### The exercise
Leave out the pictures and return every entry exactly as it appears.

(Excerpts from a figure dataset)
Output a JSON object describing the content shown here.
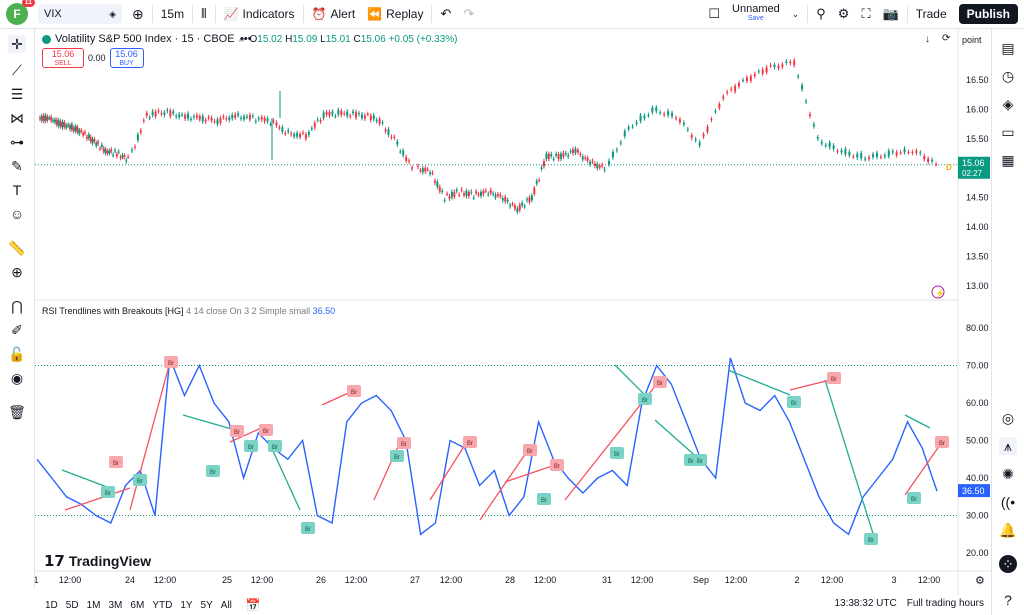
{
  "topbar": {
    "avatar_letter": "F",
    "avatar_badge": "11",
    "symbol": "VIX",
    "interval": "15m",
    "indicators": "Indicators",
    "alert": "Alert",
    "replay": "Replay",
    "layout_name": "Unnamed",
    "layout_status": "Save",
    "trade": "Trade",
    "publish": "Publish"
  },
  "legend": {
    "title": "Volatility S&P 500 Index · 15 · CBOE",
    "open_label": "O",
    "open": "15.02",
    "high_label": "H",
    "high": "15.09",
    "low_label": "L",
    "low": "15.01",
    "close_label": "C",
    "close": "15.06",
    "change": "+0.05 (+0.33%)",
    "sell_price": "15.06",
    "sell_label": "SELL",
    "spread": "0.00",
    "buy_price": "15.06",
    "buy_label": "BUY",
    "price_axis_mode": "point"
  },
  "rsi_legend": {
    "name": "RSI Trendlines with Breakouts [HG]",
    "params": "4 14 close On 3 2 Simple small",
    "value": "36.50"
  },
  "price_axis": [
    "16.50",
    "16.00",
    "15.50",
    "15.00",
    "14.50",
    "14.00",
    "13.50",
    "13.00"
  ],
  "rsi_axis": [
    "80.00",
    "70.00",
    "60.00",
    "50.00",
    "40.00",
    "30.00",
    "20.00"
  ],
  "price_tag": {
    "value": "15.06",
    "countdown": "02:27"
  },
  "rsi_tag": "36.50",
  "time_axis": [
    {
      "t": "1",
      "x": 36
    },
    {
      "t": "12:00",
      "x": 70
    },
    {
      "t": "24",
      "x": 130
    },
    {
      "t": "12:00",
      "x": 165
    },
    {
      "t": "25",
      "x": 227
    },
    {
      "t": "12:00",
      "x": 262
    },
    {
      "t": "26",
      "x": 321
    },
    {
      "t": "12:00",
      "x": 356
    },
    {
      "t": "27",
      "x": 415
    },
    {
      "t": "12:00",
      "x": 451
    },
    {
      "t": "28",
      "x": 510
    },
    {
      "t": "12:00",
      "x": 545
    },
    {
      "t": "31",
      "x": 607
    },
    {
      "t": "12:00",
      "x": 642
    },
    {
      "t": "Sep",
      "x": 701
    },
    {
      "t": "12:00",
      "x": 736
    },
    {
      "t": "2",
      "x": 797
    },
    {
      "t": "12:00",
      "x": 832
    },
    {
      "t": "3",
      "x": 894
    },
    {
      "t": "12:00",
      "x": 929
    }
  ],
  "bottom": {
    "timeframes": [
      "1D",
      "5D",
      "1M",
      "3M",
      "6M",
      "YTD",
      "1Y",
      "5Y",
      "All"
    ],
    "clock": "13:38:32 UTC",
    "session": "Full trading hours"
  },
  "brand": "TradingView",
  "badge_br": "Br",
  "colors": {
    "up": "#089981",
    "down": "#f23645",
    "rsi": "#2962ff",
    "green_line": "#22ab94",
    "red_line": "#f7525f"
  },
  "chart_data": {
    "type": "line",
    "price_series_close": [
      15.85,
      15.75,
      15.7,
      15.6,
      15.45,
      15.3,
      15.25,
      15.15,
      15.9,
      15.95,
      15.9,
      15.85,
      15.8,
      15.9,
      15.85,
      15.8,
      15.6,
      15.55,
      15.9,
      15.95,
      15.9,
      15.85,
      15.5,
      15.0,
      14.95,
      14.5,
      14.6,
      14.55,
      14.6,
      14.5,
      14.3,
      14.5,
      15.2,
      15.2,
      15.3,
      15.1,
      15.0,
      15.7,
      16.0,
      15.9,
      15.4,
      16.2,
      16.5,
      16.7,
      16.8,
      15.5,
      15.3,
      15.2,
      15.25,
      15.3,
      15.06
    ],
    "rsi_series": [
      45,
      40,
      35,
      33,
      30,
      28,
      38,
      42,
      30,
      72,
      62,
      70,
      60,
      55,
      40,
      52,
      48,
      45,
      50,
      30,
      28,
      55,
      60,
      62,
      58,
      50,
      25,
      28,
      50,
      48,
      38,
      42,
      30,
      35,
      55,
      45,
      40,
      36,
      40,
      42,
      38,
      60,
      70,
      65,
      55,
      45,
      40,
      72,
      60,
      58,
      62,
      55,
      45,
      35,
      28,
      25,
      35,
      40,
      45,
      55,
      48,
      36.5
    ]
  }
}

### Task solution
Output a JSON object describing the content shown here.
{
  "topbar": {
    "avatar_letter": "F",
    "avatar_badge": "11",
    "symbol": "VIX",
    "interval": "15m",
    "indicators": "Indicators",
    "alert": "Alert",
    "replay": "Replay",
    "layout_name": "Unnamed",
    "layout_status": "Save",
    "trade": "Trade",
    "publish": "Publish"
  },
  "legend": {
    "title": "Volatility S&P 500 Index · 15 · CBOE",
    "open_label": "O",
    "open": "15.02",
    "high_label": "H",
    "high": "15.09",
    "low_label": "L",
    "low": "15.01",
    "close_label": "C",
    "close": "15.06",
    "change": "+0.05 (+0.33%)",
    "sell_price": "15.06",
    "sell_label": "SELL",
    "spread": "0.00",
    "buy_price": "15.06",
    "buy_label": "BUY",
    "price_axis_mode": "point"
  },
  "rsi_legend": {
    "name": "RSI Trendlines with Breakouts [HG]",
    "params": "4 14 close On 3 2 Simple small",
    "value": "36.50"
  },
  "price_axis": [
    "16.50",
    "16.00",
    "15.50",
    "15.00",
    "14.50",
    "14.00",
    "13.50",
    "13.00"
  ],
  "rsi_axis": [
    "80.00",
    "70.00",
    "60.00",
    "50.00",
    "40.00",
    "30.00",
    "20.00"
  ],
  "price_tag": {
    "value": "15.06",
    "countdown": "02:27"
  },
  "rsi_tag": "36.50",
  "time_axis": [
    {
      "t": "1",
      "x": 36
    },
    {
      "t": "12:00",
      "x": 70
    },
    {
      "t": "24",
      "x": 130
    },
    {
      "t": "12:00",
      "x": 165
    },
    {
      "t": "25",
      "x": 227
    },
    {
      "t": "12:00",
      "x": 262
    },
    {
      "t": "26",
      "x": 321
    },
    {
      "t": "12:00",
      "x": 356
    },
    {
      "t": "27",
      "x": 415
    },
    {
      "t": "12:00",
      "x": 451
    },
    {
      "t": "28",
      "x": 510
    },
    {
      "t": "12:00",
      "x": 545
    },
    {
      "t": "31",
      "x": 607
    },
    {
      "t": "12:00",
      "x": 642
    },
    {
      "t": "Sep",
      "x": 701
    },
    {
      "t": "12:00",
      "x": 736
    },
    {
      "t": "2",
      "x": 797
    },
    {
      "t": "12:00",
      "x": 832
    },
    {
      "t": "3",
      "x": 894
    },
    {
      "t": "12:00",
      "x": 929
    }
  ],
  "bottom": {
    "timeframes": [
      "1D",
      "5D",
      "1M",
      "3M",
      "6M",
      "YTD",
      "1Y",
      "5Y",
      "All"
    ],
    "clock": "13:38:32 UTC",
    "session": "Full trading hours"
  },
  "brand": "TradingView",
  "badge_br": "Br",
  "colors": {
    "up": "#089981",
    "down": "#f23645",
    "rsi": "#2962ff",
    "green_line": "#22ab94",
    "red_line": "#f7525f"
  },
  "chart_data": {
    "type": "line",
    "price_series_close": [
      15.85,
      15.75,
      15.7,
      15.6,
      15.45,
      15.3,
      15.25,
      15.15,
      15.9,
      15.95,
      15.9,
      15.85,
      15.8,
      15.9,
      15.85,
      15.8,
      15.6,
      15.55,
      15.9,
      15.95,
      15.9,
      15.85,
      15.5,
      15.0,
      14.95,
      14.5,
      14.6,
      14.55,
      14.6,
      14.5,
      14.3,
      14.5,
      15.2,
      15.2,
      15.3,
      15.1,
      15.0,
      15.7,
      16.0,
      15.9,
      15.4,
      16.2,
      16.5,
      16.7,
      16.8,
      15.5,
      15.3,
      15.2,
      15.25,
      15.3,
      15.06
    ],
    "rsi_series": [
      45,
      40,
      35,
      33,
      30,
      28,
      38,
      42,
      30,
      72,
      62,
      70,
      60,
      55,
      40,
      52,
      48,
      45,
      50,
      30,
      28,
      55,
      60,
      62,
      58,
      50,
      25,
      28,
      50,
      48,
      38,
      42,
      30,
      35,
      55,
      45,
      40,
      36,
      40,
      42,
      38,
      60,
      70,
      65,
      55,
      45,
      40,
      72,
      60,
      58,
      62,
      55,
      45,
      35,
      28,
      25,
      35,
      40,
      45,
      55,
      48,
      36.5
    ]
  }
}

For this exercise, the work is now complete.